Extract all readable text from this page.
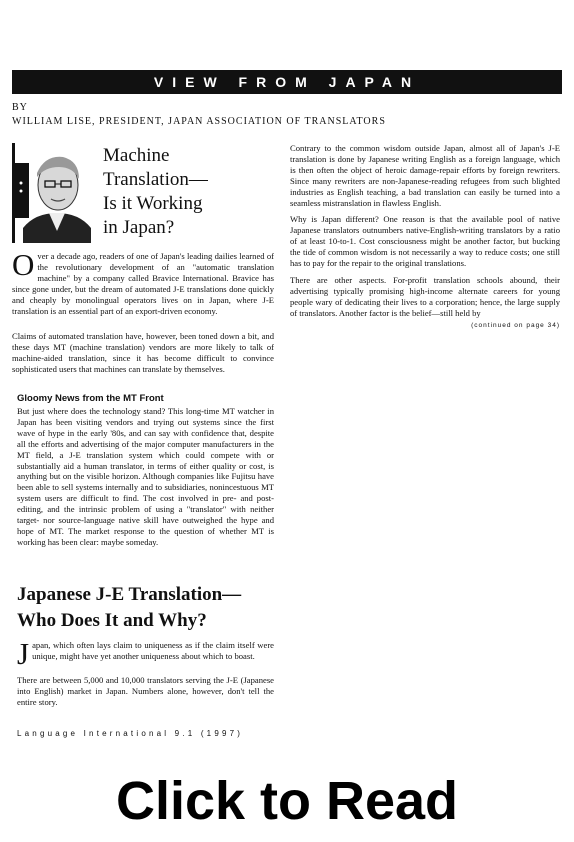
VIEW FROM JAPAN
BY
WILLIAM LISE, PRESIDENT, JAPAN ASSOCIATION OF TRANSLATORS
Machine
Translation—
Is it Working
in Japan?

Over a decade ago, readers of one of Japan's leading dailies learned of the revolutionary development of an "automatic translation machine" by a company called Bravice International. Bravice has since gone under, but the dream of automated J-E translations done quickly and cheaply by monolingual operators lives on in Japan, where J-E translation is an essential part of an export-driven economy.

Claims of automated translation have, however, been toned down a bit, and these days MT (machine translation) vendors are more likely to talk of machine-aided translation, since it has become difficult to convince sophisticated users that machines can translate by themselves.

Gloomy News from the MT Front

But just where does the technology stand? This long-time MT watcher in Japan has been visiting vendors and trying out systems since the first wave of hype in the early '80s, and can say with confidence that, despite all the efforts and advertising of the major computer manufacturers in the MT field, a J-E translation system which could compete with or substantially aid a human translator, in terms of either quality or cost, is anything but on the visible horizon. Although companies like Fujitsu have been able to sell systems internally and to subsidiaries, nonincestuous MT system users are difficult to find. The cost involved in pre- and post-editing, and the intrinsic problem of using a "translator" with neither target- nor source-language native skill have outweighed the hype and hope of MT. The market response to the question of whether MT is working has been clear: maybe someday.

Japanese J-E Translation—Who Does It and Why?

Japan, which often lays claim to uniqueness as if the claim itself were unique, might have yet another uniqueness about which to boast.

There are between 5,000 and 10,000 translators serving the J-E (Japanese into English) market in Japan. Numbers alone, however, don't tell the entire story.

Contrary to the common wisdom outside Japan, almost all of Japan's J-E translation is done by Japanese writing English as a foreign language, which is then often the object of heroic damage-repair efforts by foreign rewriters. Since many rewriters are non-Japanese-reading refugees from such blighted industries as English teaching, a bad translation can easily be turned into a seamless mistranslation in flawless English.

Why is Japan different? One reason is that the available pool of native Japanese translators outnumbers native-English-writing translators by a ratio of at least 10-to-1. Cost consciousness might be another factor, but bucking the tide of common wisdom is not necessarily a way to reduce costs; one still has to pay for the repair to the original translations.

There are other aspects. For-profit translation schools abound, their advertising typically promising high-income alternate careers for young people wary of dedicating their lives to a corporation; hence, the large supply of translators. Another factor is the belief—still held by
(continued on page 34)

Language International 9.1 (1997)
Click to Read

→ WORK TO COMPLETE
Reproduce every record above exactly, but leave out the pictures.

→ EXERCISE ANSWER
Extract all readable text from this page.
VIEW FROM JAPAN
BY
WILLIAM LISE, PRESIDENT, JAPAN ASSOCIATION OF TRANSLATORS
Machine
Translation—
Is it Working
in Japan?

Over a decade ago, readers of one of Japan's leading dailies learned of the revolutionary development of an "automatic translation machine" by a company called Bravice International. Bravice has since gone under, but the dream of automated J-E translations done quickly and cheaply by monolingual operators lives on in Japan, where J-E translation is an essential part of an export-driven economy.

Claims of automated translation have, however, been toned down a bit, and these days MT (machine translation) vendors are more likely to talk of machine-aided translation, since it has become difficult to convince sophisticated users that machines can translate by themselves.

Gloomy News from the MT Front

But just where does the technology stand? This long-time MT watcher in Japan has been visiting vendors and trying out systems since the first wave of hype in the early '80s, and can say with confidence that, despite all the efforts and advertising of the major computer manufacturers in the MT field, a J-E translation system which could compete with or substantially aid a human translator, in terms of either quality or cost, is anything but on the visible horizon. Although companies like Fujitsu have been able to sell systems internally and to subsidiaries, nonincestuous MT system users are difficult to find. The cost involved in pre- and post-editing, and the intrinsic problem of using a "translator" with neither target- nor source-language native skill have outweighed the hype and hope of MT. The market response to the question of whether MT is working has been clear: maybe someday.

Japanese J-E Translation—Who Does It and Why?

Japan, which often lays claim to uniqueness as if the claim itself were unique, might have yet another uniqueness about which to boast.

There are between 5,000 and 10,000 translators serving the J-E (Japanese into English) market in Japan. Numbers alone, however, don't tell the entire story.

Contrary to the common wisdom outside Japan, almost all of Japan's J-E translation is done by Japanese writing English as a foreign language, which is then often the object of heroic damage-repair efforts by foreign rewriters. Since many rewriters are non-Japanese-reading refugees from such blighted industries as English teaching, a bad translation can easily be turned into a seamless mistranslation in flawless English.

Why is Japan different? One reason is that the available pool of native Japanese translators outnumbers native-English-writing translators by a ratio of at least 10-to-1. Cost consciousness might be another factor, but bucking the tide of common wisdom is not necessarily a way to reduce costs; one still has to pay for the repair to the original translations.

There are other aspects. For-profit translation schools abound, their advertising typically promising high-income alternate careers for young people wary of dedicating their lives to a corporation; hence, the large supply of translators. Another factor is the belief—still held by
(continued on page 34)

Language International 9.1 (1997)
Click to Read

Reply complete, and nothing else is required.